▸ **WHAT IS BEING ASKED**
Repeat all of the material below exactly as written, images excluded.

▸ **STORED DATA**
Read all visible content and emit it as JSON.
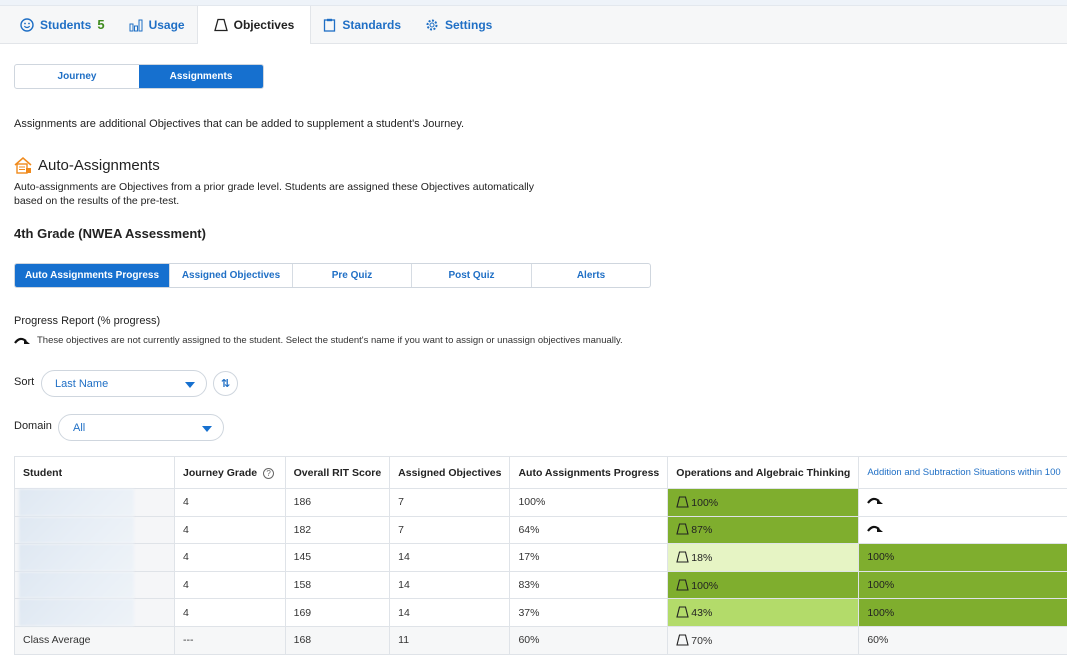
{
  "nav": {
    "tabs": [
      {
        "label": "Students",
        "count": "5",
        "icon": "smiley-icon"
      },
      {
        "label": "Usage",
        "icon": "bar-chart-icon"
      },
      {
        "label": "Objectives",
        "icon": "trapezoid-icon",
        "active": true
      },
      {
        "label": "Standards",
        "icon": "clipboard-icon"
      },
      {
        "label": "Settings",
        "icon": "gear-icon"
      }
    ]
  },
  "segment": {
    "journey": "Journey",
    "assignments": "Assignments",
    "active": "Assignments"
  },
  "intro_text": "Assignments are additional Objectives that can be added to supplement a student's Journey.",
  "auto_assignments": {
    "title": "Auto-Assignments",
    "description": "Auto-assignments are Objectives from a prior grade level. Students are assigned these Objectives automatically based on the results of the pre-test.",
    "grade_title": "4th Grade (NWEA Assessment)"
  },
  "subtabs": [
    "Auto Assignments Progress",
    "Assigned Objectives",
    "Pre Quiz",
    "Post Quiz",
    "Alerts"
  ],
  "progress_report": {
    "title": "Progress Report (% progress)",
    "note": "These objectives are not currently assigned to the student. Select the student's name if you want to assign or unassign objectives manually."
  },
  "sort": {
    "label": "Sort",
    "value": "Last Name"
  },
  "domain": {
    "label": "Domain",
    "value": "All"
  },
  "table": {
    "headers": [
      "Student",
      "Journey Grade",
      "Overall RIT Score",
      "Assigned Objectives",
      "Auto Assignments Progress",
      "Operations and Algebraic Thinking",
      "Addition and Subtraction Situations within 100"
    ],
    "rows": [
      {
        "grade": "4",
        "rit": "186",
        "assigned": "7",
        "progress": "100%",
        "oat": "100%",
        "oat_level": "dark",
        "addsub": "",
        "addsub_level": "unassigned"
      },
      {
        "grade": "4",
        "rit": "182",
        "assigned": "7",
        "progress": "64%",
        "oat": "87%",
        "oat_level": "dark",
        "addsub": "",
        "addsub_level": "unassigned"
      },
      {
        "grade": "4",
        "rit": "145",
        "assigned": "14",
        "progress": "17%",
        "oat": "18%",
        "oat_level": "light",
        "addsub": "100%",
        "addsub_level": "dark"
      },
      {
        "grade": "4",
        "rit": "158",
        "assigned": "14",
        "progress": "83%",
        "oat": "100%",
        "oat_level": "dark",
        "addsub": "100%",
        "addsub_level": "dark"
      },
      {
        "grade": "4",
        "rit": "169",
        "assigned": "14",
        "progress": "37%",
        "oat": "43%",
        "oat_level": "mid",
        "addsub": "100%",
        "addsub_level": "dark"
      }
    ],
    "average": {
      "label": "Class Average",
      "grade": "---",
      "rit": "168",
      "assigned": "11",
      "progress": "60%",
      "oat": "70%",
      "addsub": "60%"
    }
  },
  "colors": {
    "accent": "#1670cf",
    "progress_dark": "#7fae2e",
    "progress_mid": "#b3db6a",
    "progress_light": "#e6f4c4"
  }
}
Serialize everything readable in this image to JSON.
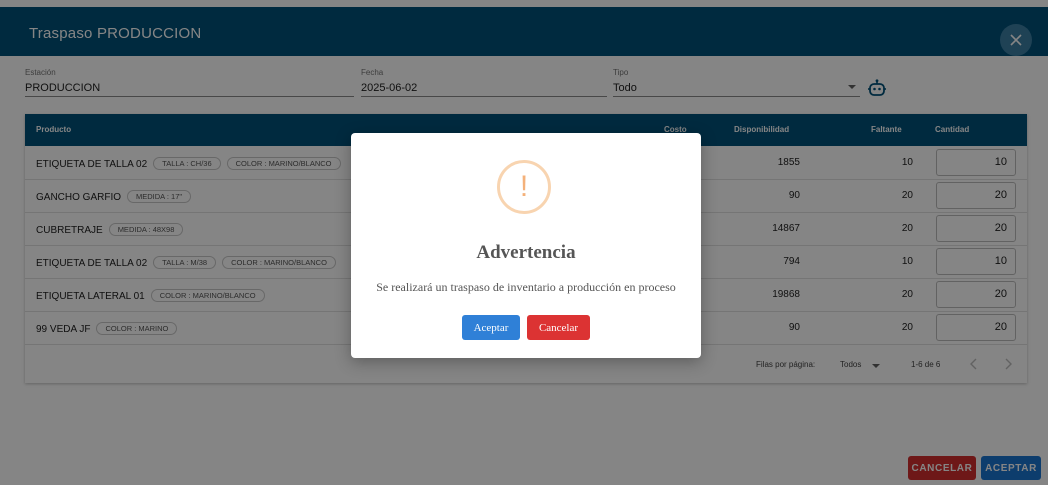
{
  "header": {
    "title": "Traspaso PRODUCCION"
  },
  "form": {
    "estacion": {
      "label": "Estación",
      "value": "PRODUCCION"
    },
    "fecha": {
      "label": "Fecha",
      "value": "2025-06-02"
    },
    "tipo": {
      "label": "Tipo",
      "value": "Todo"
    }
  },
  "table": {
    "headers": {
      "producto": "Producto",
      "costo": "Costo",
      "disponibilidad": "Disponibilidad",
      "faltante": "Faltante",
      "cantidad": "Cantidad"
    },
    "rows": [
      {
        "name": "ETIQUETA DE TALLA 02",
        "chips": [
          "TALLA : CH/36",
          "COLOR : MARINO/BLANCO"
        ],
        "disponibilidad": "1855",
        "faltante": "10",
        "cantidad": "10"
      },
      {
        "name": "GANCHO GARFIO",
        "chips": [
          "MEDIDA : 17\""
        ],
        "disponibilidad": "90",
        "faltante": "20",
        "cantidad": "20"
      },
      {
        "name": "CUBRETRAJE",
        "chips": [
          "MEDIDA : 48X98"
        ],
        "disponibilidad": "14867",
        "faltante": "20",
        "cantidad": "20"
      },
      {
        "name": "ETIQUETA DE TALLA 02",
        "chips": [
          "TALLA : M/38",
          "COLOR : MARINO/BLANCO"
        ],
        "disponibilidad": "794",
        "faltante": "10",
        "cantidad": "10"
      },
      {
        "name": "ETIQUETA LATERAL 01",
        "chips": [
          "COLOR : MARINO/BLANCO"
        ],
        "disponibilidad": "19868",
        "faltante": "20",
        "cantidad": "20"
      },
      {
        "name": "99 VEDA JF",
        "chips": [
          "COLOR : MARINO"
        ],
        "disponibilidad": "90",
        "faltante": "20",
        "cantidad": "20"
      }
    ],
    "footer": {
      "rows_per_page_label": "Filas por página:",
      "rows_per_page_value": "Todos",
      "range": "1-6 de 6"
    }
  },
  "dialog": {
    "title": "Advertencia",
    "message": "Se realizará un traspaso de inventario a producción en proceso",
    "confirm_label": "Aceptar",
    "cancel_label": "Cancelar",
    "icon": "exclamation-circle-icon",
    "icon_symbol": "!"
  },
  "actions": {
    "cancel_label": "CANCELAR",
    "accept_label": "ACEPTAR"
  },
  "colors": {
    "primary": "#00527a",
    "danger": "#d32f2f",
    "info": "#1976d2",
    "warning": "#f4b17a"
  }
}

▸ **REPLY**
Read all visible content and emit it as JSON.
{
  "nav": {
    "tabs": [
      {
        "label": "Students",
        "count": "5",
        "icon": "smiley-icon"
      },
      {
        "label": "Usage",
        "icon": "bar-chart-icon"
      },
      {
        "label": "Objectives",
        "icon": "trapezoid-icon",
        "active": true
      },
      {
        "label": "Standards",
        "icon": "clipboard-icon"
      },
      {
        "label": "Settings",
        "icon": "gear-icon"
      }
    ]
  },
  "segment": {
    "journey": "Journey",
    "assignments": "Assignments",
    "active": "Assignments"
  },
  "intro_text": "Assignments are additional Objectives that can be added to supplement a student's Journey.",
  "auto_assignments": {
    "title": "Auto-Assignments",
    "description": "Auto-assignments are Objectives from a prior grade level. Students are assigned these Objectives automatically based on the results of the pre-test.",
    "grade_title": "4th Grade (NWEA Assessment)"
  },
  "subtabs": [
    "Auto Assignments Progress",
    "Assigned Objectives",
    "Pre Quiz",
    "Post Quiz",
    "Alerts"
  ],
  "progress_report": {
    "title": "Progress Report (% progress)",
    "note": "These objectives are not currently assigned to the student. Select the student's name if you want to assign or unassign objectives manually."
  },
  "sort": {
    "label": "Sort",
    "value": "Last Name"
  },
  "domain": {
    "label": "Domain",
    "value": "All"
  },
  "table": {
    "headers": [
      "Student",
      "Journey Grade",
      "Overall RIT Score",
      "Assigned Objectives",
      "Auto Assignments Progress",
      "Operations and Algebraic Thinking",
      "Addition and Subtraction Situations within 100"
    ],
    "rows": [
      {
        "grade": "4",
        "rit": "186",
        "assigned": "7",
        "progress": "100%",
        "oat": "100%",
        "oat_level": "dark",
        "addsub": "",
        "addsub_level": "unassigned"
      },
      {
        "grade": "4",
        "rit": "182",
        "assigned": "7",
        "progress": "64%",
        "oat": "87%",
        "oat_level": "dark",
        "addsub": "",
        "addsub_level": "unassigned"
      },
      {
        "grade": "4",
        "rit": "145",
        "assigned": "14",
        "progress": "17%",
        "oat": "18%",
        "oat_level": "light",
        "addsub": "100%",
        "addsub_level": "dark"
      },
      {
        "grade": "4",
        "rit": "158",
        "assigned": "14",
        "progress": "83%",
        "oat": "100%",
        "oat_level": "dark",
        "addsub": "100%",
        "addsub_level": "dark"
      },
      {
        "grade": "4",
        "rit": "169",
        "assigned": "14",
        "progress": "37%",
        "oat": "43%",
        "oat_level": "mid",
        "addsub": "100%",
        "addsub_level": "dark"
      }
    ],
    "average": {
      "label": "Class Average",
      "grade": "---",
      "rit": "168",
      "assigned": "11",
      "progress": "60%",
      "oat": "70%",
      "addsub": "60%"
    }
  },
  "colors": {
    "accent": "#1670cf",
    "progress_dark": "#7fae2e",
    "progress_mid": "#b3db6a",
    "progress_light": "#e6f4c4"
  }
}
Serialize everything readable in this image to JSON.
{
  "header": {
    "title": "Traspaso PRODUCCION"
  },
  "form": {
    "estacion": {
      "label": "Estación",
      "value": "PRODUCCION"
    },
    "fecha": {
      "label": "Fecha",
      "value": "2025-06-02"
    },
    "tipo": {
      "label": "Tipo",
      "value": "Todo"
    }
  },
  "table": {
    "headers": {
      "producto": "Producto",
      "costo": "Costo",
      "disponibilidad": "Disponibilidad",
      "faltante": "Faltante",
      "cantidad": "Cantidad"
    },
    "rows": [
      {
        "name": "ETIQUETA DE TALLA 02",
        "chips": [
          "TALLA : CH/36",
          "COLOR : MARINO/BLANCO"
        ],
        "disponibilidad": "1855",
        "faltante": "10",
        "cantidad": "10"
      },
      {
        "name": "GANCHO GARFIO",
        "chips": [
          "MEDIDA : 17\""
        ],
        "disponibilidad": "90",
        "faltante": "20",
        "cantidad": "20"
      },
      {
        "name": "CUBRETRAJE",
        "chips": [
          "MEDIDA : 48X98"
        ],
        "disponibilidad": "14867",
        "faltante": "20",
        "cantidad": "20"
      },
      {
        "name": "ETIQUETA DE TALLA 02",
        "chips": [
          "TALLA : M/38",
          "COLOR : MARINO/BLANCO"
        ],
        "disponibilidad": "794",
        "faltante": "10",
        "cantidad": "10"
      },
      {
        "name": "ETIQUETA LATERAL 01",
        "chips": [
          "COLOR : MARINO/BLANCO"
        ],
        "disponibilidad": "19868",
        "faltante": "20",
        "cantidad": "20"
      },
      {
        "name": "99 VEDA JF",
        "chips": [
          "COLOR : MARINO"
        ],
        "disponibilidad": "90",
        "faltante": "20",
        "cantidad": "20"
      }
    ],
    "footer": {
      "rows_per_page_label": "Filas por página:",
      "rows_per_page_value": "Todos",
      "range": "1-6 de 6"
    }
  },
  "dialog": {
    "title": "Advertencia",
    "message": "Se realizará un traspaso de inventario a producción en proceso",
    "confirm_label": "Aceptar",
    "cancel_label": "Cancelar",
    "icon": "exclamation-circle-icon",
    "icon_symbol": "!"
  },
  "actions": {
    "cancel_label": "CANCELAR",
    "accept_label": "ACEPTAR"
  },
  "colors": {
    "primary": "#00527a",
    "danger": "#d32f2f",
    "info": "#1976d2",
    "warning": "#f4b17a"
  }
}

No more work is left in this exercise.